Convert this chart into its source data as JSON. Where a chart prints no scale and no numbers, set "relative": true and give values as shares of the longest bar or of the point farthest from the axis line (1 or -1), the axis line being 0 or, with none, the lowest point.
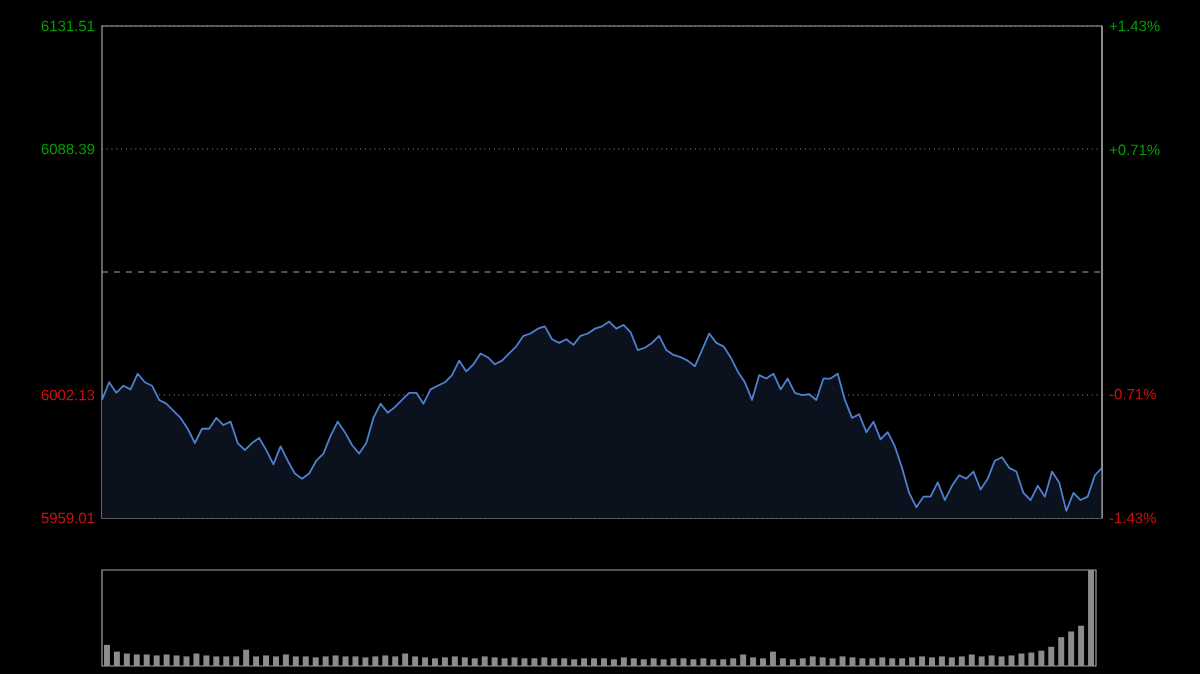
{
  "chart_data": [
    {
      "type": "area",
      "categories": [
        null,
        null,
        null,
        null,
        null,
        null,
        null,
        null,
        null,
        null,
        null,
        null,
        null,
        null,
        null,
        null,
        null,
        null,
        null,
        null,
        null,
        null,
        null,
        null,
        null,
        null,
        null,
        null,
        null,
        null,
        null,
        null,
        null,
        null,
        null,
        null,
        null,
        null,
        null,
        null,
        null,
        null,
        null,
        null,
        null,
        null,
        null,
        null,
        null,
        null,
        null,
        null,
        null,
        null,
        null,
        null,
        null,
        null,
        null,
        null,
        null,
        null,
        null,
        null,
        null,
        null,
        null,
        null,
        null,
        null,
        null,
        null,
        null,
        null,
        null,
        null,
        null,
        null,
        null,
        null,
        null,
        null,
        null,
        null,
        null,
        null,
        null,
        null,
        null,
        null,
        null,
        null,
        null,
        null,
        null,
        null,
        null,
        null,
        null,
        null,
        null,
        null,
        null,
        null,
        null,
        null,
        null,
        null,
        null,
        null,
        null,
        null,
        null,
        null,
        null,
        null,
        null,
        null,
        null,
        null,
        null,
        null,
        null,
        null,
        null,
        null,
        null,
        null,
        null,
        null,
        null,
        null,
        null,
        null,
        null,
        null,
        null,
        null,
        null,
        null,
        null
      ],
      "series": [
        {
          "color": "#4f7fcf",
          "values": [
            6000.4,
            6006.6,
            6002.9,
            6005.4,
            6004.1,
            6009.6,
            6006.6,
            6005.4,
            6000.4,
            5999.1,
            5996.6,
            5994.1,
            5990.3,
            5985.3,
            5990.3,
            5990.3,
            5994.1,
            5991.6,
            5992.8,
            5985.3,
            5982.8,
            5985.3,
            5987.1,
            5982.8,
            5977.8,
            5984.1,
            5979.1,
            5974.6,
            5972.8,
            5974.6,
            5979.1,
            5981.6,
            5987.8,
            5992.8,
            5989.1,
            5984.6,
            5981.6,
            5985.3,
            5994.1,
            5999.1,
            5995.9,
            5997.9,
            6000.4,
            6002.9,
            6002.9,
            5999.1,
            6004.1,
            6005.4,
            6006.6,
            6009.1,
            6014.2,
            6010.4,
            6012.9,
            6016.7,
            6015.4,
            6012.9,
            6014.2,
            6016.7,
            6019.2,
            6022.9,
            6023.7,
            6025.4,
            6026.2,
            6021.7,
            6020.4,
            6021.7,
            6019.7,
            6022.9,
            6023.7,
            6025.4,
            6026.2,
            6027.9,
            6025.4,
            6026.7,
            6024.2,
            6017.9,
            6018.7,
            6020.4,
            6022.9,
            6017.9,
            6016.2,
            6015.4,
            6014.2,
            6012.2,
            6017.9,
            6023.7,
            6020.4,
            6019.2,
            6015.4,
            6010.4,
            6006.6,
            6000.4,
            6009.1,
            6007.9,
            6009.6,
            6004.1,
            6007.9,
            6002.9,
            6002.1,
            6002.4,
            6000.4,
            6007.9,
            6007.9,
            6009.6,
            6000.4,
            5994.1,
            5995.4,
            5989.1,
            5992.8,
            5986.6,
            5989.1,
            5984.1,
            5976.6,
            5967.8,
            5962.8,
            5966.5,
            5966.5,
            5971.5,
            5965.3,
            5970.3,
            5974.0,
            5972.8,
            5975.3,
            5969.0,
            5972.8,
            5979.1,
            5980.3,
            5976.6,
            5975.3,
            5967.8,
            5965.3,
            5970.3,
            5966.5,
            5975.3,
            5971.5,
            5961.5,
            5967.8,
            5965.3,
            5966.5,
            5974.0,
            5976.6
          ]
        }
      ],
      "ylim": [
        5959.01,
        6131.51
      ],
      "yticks": [
        5959.01,
        6002.13,
        6088.39,
        6131.51
      ],
      "y2lim": [
        -1.43,
        1.43
      ],
      "y2ticks": [
        {
          "value": -1.43,
          "label": "-1.43%"
        },
        {
          "value": -0.71,
          "label": "-0.71%"
        },
        {
          "value": 0.71,
          "label": "+0.71%"
        },
        {
          "value": 1.43,
          "label": "+1.43%"
        }
      ],
      "grid": "y",
      "ref_lines": [
        {
          "axis": "y",
          "value": 6045.26,
          "line_style": "dashed"
        }
      ]
    },
    {
      "type": "bar",
      "relative": true,
      "color": "#8c8c8c",
      "categories": [
        null,
        null,
        null,
        null,
        null,
        null,
        null,
        null,
        null,
        null,
        null,
        null,
        null,
        null,
        null,
        null,
        null,
        null,
        null,
        null,
        null,
        null,
        null,
        null,
        null,
        null,
        null,
        null,
        null,
        null,
        null,
        null,
        null,
        null,
        null,
        null,
        null,
        null,
        null,
        null,
        null,
        null,
        null,
        null,
        null,
        null,
        null,
        null,
        null,
        null,
        null,
        null,
        null,
        null,
        null,
        null,
        null,
        null,
        null,
        null,
        null,
        null,
        null,
        null,
        null,
        null,
        null,
        null,
        null,
        null,
        null,
        null,
        null,
        null,
        null,
        null,
        null,
        null,
        null,
        null,
        null,
        null,
        null,
        null,
        null,
        null,
        null,
        null,
        null,
        null,
        null,
        null,
        null,
        null,
        null,
        null,
        null,
        null,
        null,
        null
      ],
      "values": [
        0.22,
        0.15,
        0.13,
        0.12,
        0.12,
        0.11,
        0.12,
        0.11,
        0.1,
        0.13,
        0.11,
        0.1,
        0.1,
        0.1,
        0.17,
        0.1,
        0.11,
        0.1,
        0.12,
        0.1,
        0.1,
        0.09,
        0.1,
        0.11,
        0.1,
        0.1,
        0.09,
        0.1,
        0.11,
        0.1,
        0.13,
        0.1,
        0.09,
        0.08,
        0.09,
        0.1,
        0.09,
        0.08,
        0.1,
        0.09,
        0.08,
        0.09,
        0.08,
        0.08,
        0.09,
        0.08,
        0.08,
        0.07,
        0.08,
        0.08,
        0.08,
        0.07,
        0.09,
        0.08,
        0.07,
        0.08,
        0.07,
        0.08,
        0.08,
        0.07,
        0.08,
        0.07,
        0.07,
        0.08,
        0.12,
        0.09,
        0.08,
        0.15,
        0.08,
        0.07,
        0.08,
        0.1,
        0.09,
        0.08,
        0.1,
        0.09,
        0.08,
        0.08,
        0.09,
        0.08,
        0.08,
        0.09,
        0.1,
        0.09,
        0.1,
        0.09,
        0.1,
        0.12,
        0.1,
        0.11,
        0.1,
        0.11,
        0.13,
        0.14,
        0.16,
        0.2,
        0.3,
        0.36,
        0.42,
        1.0
      ]
    }
  ]
}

______________________________

Instructions for the task. Write the material out again exactly as it appears, dropping the pictures.

Problem solution.
Convert this chart into its source data as JSON. Where a chart prints no scale and no numbers, set "relative": true and give values as shares of the longest bar or of the point farthest from the axis line (1 or -1), the axis line being 0 or, with none, the lowest point.
{
  "chart_data": [
    {
      "type": "area",
      "categories": [
        null,
        null,
        null,
        null,
        null,
        null,
        null,
        null,
        null,
        null,
        null,
        null,
        null,
        null,
        null,
        null,
        null,
        null,
        null,
        null,
        null,
        null,
        null,
        null,
        null,
        null,
        null,
        null,
        null,
        null,
        null,
        null,
        null,
        null,
        null,
        null,
        null,
        null,
        null,
        null,
        null,
        null,
        null,
        null,
        null,
        null,
        null,
        null,
        null,
        null,
        null,
        null,
        null,
        null,
        null,
        null,
        null,
        null,
        null,
        null,
        null,
        null,
        null,
        null,
        null,
        null,
        null,
        null,
        null,
        null,
        null,
        null,
        null,
        null,
        null,
        null,
        null,
        null,
        null,
        null,
        null,
        null,
        null,
        null,
        null,
        null,
        null,
        null,
        null,
        null,
        null,
        null,
        null,
        null,
        null,
        null,
        null,
        null,
        null,
        null,
        null,
        null,
        null,
        null,
        null,
        null,
        null,
        null,
        null,
        null,
        null,
        null,
        null,
        null,
        null,
        null,
        null,
        null,
        null,
        null,
        null,
        null,
        null,
        null,
        null,
        null,
        null,
        null,
        null,
        null,
        null,
        null,
        null,
        null,
        null,
        null,
        null,
        null,
        null,
        null,
        null
      ],
      "series": [
        {
          "color": "#4f7fcf",
          "values": [
            6000.4,
            6006.6,
            6002.9,
            6005.4,
            6004.1,
            6009.6,
            6006.6,
            6005.4,
            6000.4,
            5999.1,
            5996.6,
            5994.1,
            5990.3,
            5985.3,
            5990.3,
            5990.3,
            5994.1,
            5991.6,
            5992.8,
            5985.3,
            5982.8,
            5985.3,
            5987.1,
            5982.8,
            5977.8,
            5984.1,
            5979.1,
            5974.6,
            5972.8,
            5974.6,
            5979.1,
            5981.6,
            5987.8,
            5992.8,
            5989.1,
            5984.6,
            5981.6,
            5985.3,
            5994.1,
            5999.1,
            5995.9,
            5997.9,
            6000.4,
            6002.9,
            6002.9,
            5999.1,
            6004.1,
            6005.4,
            6006.6,
            6009.1,
            6014.2,
            6010.4,
            6012.9,
            6016.7,
            6015.4,
            6012.9,
            6014.2,
            6016.7,
            6019.2,
            6022.9,
            6023.7,
            6025.4,
            6026.2,
            6021.7,
            6020.4,
            6021.7,
            6019.7,
            6022.9,
            6023.7,
            6025.4,
            6026.2,
            6027.9,
            6025.4,
            6026.7,
            6024.2,
            6017.9,
            6018.7,
            6020.4,
            6022.9,
            6017.9,
            6016.2,
            6015.4,
            6014.2,
            6012.2,
            6017.9,
            6023.7,
            6020.4,
            6019.2,
            6015.4,
            6010.4,
            6006.6,
            6000.4,
            6009.1,
            6007.9,
            6009.6,
            6004.1,
            6007.9,
            6002.9,
            6002.1,
            6002.4,
            6000.4,
            6007.9,
            6007.9,
            6009.6,
            6000.4,
            5994.1,
            5995.4,
            5989.1,
            5992.8,
            5986.6,
            5989.1,
            5984.1,
            5976.6,
            5967.8,
            5962.8,
            5966.5,
            5966.5,
            5971.5,
            5965.3,
            5970.3,
            5974.0,
            5972.8,
            5975.3,
            5969.0,
            5972.8,
            5979.1,
            5980.3,
            5976.6,
            5975.3,
            5967.8,
            5965.3,
            5970.3,
            5966.5,
            5975.3,
            5971.5,
            5961.5,
            5967.8,
            5965.3,
            5966.5,
            5974.0,
            5976.6
          ]
        }
      ],
      "ylim": [
        5959.01,
        6131.51
      ],
      "yticks": [
        5959.01,
        6002.13,
        6088.39,
        6131.51
      ],
      "y2lim": [
        -1.43,
        1.43
      ],
      "y2ticks": [
        {
          "value": -1.43,
          "label": "-1.43%"
        },
        {
          "value": -0.71,
          "label": "-0.71%"
        },
        {
          "value": 0.71,
          "label": "+0.71%"
        },
        {
          "value": 1.43,
          "label": "+1.43%"
        }
      ],
      "grid": "y",
      "ref_lines": [
        {
          "axis": "y",
          "value": 6045.26,
          "line_style": "dashed"
        }
      ]
    },
    {
      "type": "bar",
      "relative": true,
      "color": "#8c8c8c",
      "categories": [
        null,
        null,
        null,
        null,
        null,
        null,
        null,
        null,
        null,
        null,
        null,
        null,
        null,
        null,
        null,
        null,
        null,
        null,
        null,
        null,
        null,
        null,
        null,
        null,
        null,
        null,
        null,
        null,
        null,
        null,
        null,
        null,
        null,
        null,
        null,
        null,
        null,
        null,
        null,
        null,
        null,
        null,
        null,
        null,
        null,
        null,
        null,
        null,
        null,
        null,
        null,
        null,
        null,
        null,
        null,
        null,
        null,
        null,
        null,
        null,
        null,
        null,
        null,
        null,
        null,
        null,
        null,
        null,
        null,
        null,
        null,
        null,
        null,
        null,
        null,
        null,
        null,
        null,
        null,
        null,
        null,
        null,
        null,
        null,
        null,
        null,
        null,
        null,
        null,
        null,
        null,
        null,
        null,
        null,
        null,
        null,
        null,
        null,
        null,
        null
      ],
      "values": [
        0.22,
        0.15,
        0.13,
        0.12,
        0.12,
        0.11,
        0.12,
        0.11,
        0.1,
        0.13,
        0.11,
        0.1,
        0.1,
        0.1,
        0.17,
        0.1,
        0.11,
        0.1,
        0.12,
        0.1,
        0.1,
        0.09,
        0.1,
        0.11,
        0.1,
        0.1,
        0.09,
        0.1,
        0.11,
        0.1,
        0.13,
        0.1,
        0.09,
        0.08,
        0.09,
        0.1,
        0.09,
        0.08,
        0.1,
        0.09,
        0.08,
        0.09,
        0.08,
        0.08,
        0.09,
        0.08,
        0.08,
        0.07,
        0.08,
        0.08,
        0.08,
        0.07,
        0.09,
        0.08,
        0.07,
        0.08,
        0.07,
        0.08,
        0.08,
        0.07,
        0.08,
        0.07,
        0.07,
        0.08,
        0.12,
        0.09,
        0.08,
        0.15,
        0.08,
        0.07,
        0.08,
        0.1,
        0.09,
        0.08,
        0.1,
        0.09,
        0.08,
        0.08,
        0.09,
        0.08,
        0.08,
        0.09,
        0.1,
        0.09,
        0.1,
        0.09,
        0.1,
        0.12,
        0.1,
        0.11,
        0.1,
        0.11,
        0.13,
        0.14,
        0.16,
        0.2,
        0.3,
        0.36,
        0.42,
        1.0
      ]
    }
  ]
}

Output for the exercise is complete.